**Extracted entries**
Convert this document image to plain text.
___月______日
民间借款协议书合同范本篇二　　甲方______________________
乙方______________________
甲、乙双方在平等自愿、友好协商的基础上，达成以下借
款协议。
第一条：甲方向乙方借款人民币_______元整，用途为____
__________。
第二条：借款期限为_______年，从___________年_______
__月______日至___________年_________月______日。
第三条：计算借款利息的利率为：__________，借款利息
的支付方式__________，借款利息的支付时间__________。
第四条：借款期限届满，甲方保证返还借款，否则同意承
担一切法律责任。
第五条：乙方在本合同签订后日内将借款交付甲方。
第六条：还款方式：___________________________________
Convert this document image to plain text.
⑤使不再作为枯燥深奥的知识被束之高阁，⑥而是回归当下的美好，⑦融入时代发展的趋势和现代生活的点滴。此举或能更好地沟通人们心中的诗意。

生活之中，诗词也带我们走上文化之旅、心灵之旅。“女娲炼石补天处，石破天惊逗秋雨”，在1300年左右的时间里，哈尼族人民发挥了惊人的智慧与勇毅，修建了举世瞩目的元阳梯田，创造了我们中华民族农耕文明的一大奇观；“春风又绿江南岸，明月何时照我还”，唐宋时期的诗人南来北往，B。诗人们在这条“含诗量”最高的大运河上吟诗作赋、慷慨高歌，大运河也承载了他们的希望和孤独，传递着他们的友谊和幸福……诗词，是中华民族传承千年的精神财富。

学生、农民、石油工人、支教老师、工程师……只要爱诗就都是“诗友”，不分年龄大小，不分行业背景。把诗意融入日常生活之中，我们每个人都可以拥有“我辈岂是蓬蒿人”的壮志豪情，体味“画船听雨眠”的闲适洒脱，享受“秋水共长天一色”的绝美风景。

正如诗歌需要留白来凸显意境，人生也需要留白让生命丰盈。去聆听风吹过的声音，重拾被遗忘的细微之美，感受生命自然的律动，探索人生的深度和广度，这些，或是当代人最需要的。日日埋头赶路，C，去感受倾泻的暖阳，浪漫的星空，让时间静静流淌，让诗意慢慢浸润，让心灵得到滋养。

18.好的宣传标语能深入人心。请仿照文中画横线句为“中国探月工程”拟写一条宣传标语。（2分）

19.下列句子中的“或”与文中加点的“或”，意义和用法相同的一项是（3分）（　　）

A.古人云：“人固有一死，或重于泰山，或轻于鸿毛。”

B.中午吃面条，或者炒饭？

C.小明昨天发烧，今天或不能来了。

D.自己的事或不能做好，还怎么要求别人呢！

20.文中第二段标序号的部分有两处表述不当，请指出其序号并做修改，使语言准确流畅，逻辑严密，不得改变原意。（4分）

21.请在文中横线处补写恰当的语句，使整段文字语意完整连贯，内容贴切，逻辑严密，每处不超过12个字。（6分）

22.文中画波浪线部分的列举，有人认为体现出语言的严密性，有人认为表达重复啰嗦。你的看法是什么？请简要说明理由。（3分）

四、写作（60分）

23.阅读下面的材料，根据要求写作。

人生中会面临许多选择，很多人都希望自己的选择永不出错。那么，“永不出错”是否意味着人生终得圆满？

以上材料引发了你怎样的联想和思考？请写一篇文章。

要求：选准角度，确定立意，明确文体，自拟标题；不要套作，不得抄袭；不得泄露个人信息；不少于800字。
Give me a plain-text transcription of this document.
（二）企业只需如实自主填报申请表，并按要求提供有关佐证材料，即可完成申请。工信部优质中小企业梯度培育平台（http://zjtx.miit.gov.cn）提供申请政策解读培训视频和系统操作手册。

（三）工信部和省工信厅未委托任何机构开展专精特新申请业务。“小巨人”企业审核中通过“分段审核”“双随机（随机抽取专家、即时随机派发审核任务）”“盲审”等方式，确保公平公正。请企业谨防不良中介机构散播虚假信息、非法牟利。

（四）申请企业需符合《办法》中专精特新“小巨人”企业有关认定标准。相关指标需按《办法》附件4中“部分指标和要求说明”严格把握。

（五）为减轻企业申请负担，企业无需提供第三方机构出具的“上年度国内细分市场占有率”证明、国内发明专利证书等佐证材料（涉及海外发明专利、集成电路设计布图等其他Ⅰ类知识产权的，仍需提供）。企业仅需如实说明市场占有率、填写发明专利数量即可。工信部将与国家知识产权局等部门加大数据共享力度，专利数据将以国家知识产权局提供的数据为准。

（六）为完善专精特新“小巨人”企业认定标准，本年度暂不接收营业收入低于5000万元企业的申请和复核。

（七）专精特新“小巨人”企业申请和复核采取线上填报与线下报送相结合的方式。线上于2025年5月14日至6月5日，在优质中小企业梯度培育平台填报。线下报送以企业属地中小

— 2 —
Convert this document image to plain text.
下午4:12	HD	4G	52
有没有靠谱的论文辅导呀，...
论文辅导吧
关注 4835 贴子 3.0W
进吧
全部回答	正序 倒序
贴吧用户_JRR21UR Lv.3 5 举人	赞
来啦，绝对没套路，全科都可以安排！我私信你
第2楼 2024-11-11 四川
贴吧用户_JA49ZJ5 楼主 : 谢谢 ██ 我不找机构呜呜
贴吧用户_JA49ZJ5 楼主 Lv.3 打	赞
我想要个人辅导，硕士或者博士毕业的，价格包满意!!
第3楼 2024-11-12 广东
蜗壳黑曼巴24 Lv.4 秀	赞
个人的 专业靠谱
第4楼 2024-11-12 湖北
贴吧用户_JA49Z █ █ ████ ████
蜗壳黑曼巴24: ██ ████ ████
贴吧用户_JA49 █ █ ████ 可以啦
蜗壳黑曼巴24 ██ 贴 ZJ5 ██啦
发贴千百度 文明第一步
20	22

**Task description**
Could you reproduce every record above exactly as it appears?

**Correct answer**
Convert this document image to plain text.
___月______日
民间借款协议书合同范本篇二　　甲方______________________
乙方______________________
甲、乙双方在平等自愿、友好协商的基础上，达成以下借
款协议。
第一条：甲方向乙方借款人民币_______元整，用途为____
__________。
第二条：借款期限为_______年，从___________年_______
__月______日至___________年_________月______日。
第三条：计算借款利息的利率为：__________，借款利息
的支付方式__________，借款利息的支付时间__________。
第四条：借款期限届满，甲方保证返还借款，否则同意承
担一切法律责任。
第五条：乙方在本合同签订后日内将借款交付甲方。
第六条：还款方式：___________________________________
Convert this document image to plain text.
⑤使不再作为枯燥深奥的知识被束之高阁，⑥而是回归当下的美好，⑦融入时代发展的趋势和现代生活的点滴。此举或能更好地沟通人们心中的诗意。

生活之中，诗词也带我们走上文化之旅、心灵之旅。“女娲炼石补天处，石破天惊逗秋雨”，在1300年左右的时间里，哈尼族人民发挥了惊人的智慧与勇毅，修建了举世瞩目的元阳梯田，创造了我们中华民族农耕文明的一大奇观；“春风又绿江南岸，明月何时照我还”，唐宋时期的诗人南来北往，B。诗人们在这条“含诗量”最高的大运河上吟诗作赋、慷慨高歌，大运河也承载了他们的希望和孤独，传递着他们的友谊和幸福……诗词，是中华民族传承千年的精神财富。

学生、农民、石油工人、支教老师、工程师……只要爱诗就都是“诗友”，不分年龄大小，不分行业背景。把诗意融入日常生活之中，我们每个人都可以拥有“我辈岂是蓬蒿人”的壮志豪情，体味“画船听雨眠”的闲适洒脱，享受“秋水共长天一色”的绝美风景。

正如诗歌需要留白来凸显意境，人生也需要留白让生命丰盈。去聆听风吹过的声音，重拾被遗忘的细微之美，感受生命自然的律动，探索人生的深度和广度，这些，或是当代人最需要的。日日埋头赶路，C，去感受倾泻的暖阳，浪漫的星空，让时间静静流淌，让诗意慢慢浸润，让心灵得到滋养。

18.好的宣传标语能深入人心。请仿照文中画横线句为“中国探月工程”拟写一条宣传标语。（2分）

19.下列句子中的“或”与文中加点的“或”，意义和用法相同的一项是（3分）（　　）

A.古人云：“人固有一死，或重于泰山，或轻于鸿毛。”

B.中午吃面条，或者炒饭？

C.小明昨天发烧，今天或不能来了。

D.自己的事或不能做好，还怎么要求别人呢！

20.文中第二段标序号的部分有两处表述不当，请指出其序号并做修改，使语言准确流畅，逻辑严密，不得改变原意。（4分）

21.请在文中横线处补写恰当的语句，使整段文字语意完整连贯，内容贴切，逻辑严密，每处不超过12个字。（6分）

22.文中画波浪线部分的列举，有人认为体现出语言的严密性，有人认为表达重复啰嗦。你的看法是什么？请简要说明理由。（3分）

四、写作（60分）

23.阅读下面的材料，根据要求写作。

人生中会面临许多选择，很多人都希望自己的选择永不出错。那么，“永不出错”是否意味着人生终得圆满？

以上材料引发了你怎样的联想和思考？请写一篇文章。

要求：选准角度，确定立意，明确文体，自拟标题；不要套作，不得抄袭；不得泄露个人信息；不少于800字。
Give me a plain-text transcription of this document.
（二）企业只需如实自主填报申请表，并按要求提供有关佐证材料，即可完成申请。工信部优质中小企业梯度培育平台（http://zjtx.miit.gov.cn）提供申请政策解读培训视频和系统操作手册。

（三）工信部和省工信厅未委托任何机构开展专精特新申请业务。“小巨人”企业审核中通过“分段审核”“双随机（随机抽取专家、即时随机派发审核任务）”“盲审”等方式，确保公平公正。请企业谨防不良中介机构散播虚假信息、非法牟利。

（四）申请企业需符合《办法》中专精特新“小巨人”企业有关认定标准。相关指标需按《办法》附件4中“部分指标和要求说明”严格把握。

（五）为减轻企业申请负担，企业无需提供第三方机构出具的“上年度国内细分市场占有率”证明、国内发明专利证书等佐证材料（涉及海外发明专利、集成电路设计布图等其他Ⅰ类知识产权的，仍需提供）。企业仅需如实说明市场占有率、填写发明专利数量即可。工信部将与国家知识产权局等部门加大数据共享力度，专利数据将以国家知识产权局提供的数据为准。

（六）为完善专精特新“小巨人”企业认定标准，本年度暂不接收营业收入低于5000万元企业的申请和复核。

（七）专精特新“小巨人”企业申请和复核采取线上填报与线下报送相结合的方式。线上于2025年5月14日至6月5日，在优质中小企业梯度培育平台填报。线下报送以企业属地中小

— 2 —
Convert this document image to plain text.
下午4:12	HD	4G	52
有没有靠谱的论文辅导呀，...
论文辅导吧
关注 4835 贴子 3.0W
进吧
全部回答	正序 倒序
贴吧用户_JRR21UR Lv.3 5 举人	赞
来啦，绝对没套路，全科都可以安排！我私信你
第2楼 2024-11-11 四川
贴吧用户_JA49ZJ5 楼主 : 谢谢 ██ 我不找机构呜呜
贴吧用户_JA49ZJ5 楼主 Lv.3 打	赞
我想要个人辅导，硕士或者博士毕业的，价格包满意!!
第3楼 2024-11-12 广东
蜗壳黑曼巴24 Lv.4 秀	赞
个人的 专业靠谱
第4楼 2024-11-12 湖北
贴吧用户_JA49Z █ █ ████ ████
蜗壳黑曼巴24: ██ ████ ████
贴吧用户_JA49 █ █ ████ 可以啦
蜗壳黑曼巴24 ██ 贴 ZJ5 ██啦
发贴千百度 文明第一步
20	22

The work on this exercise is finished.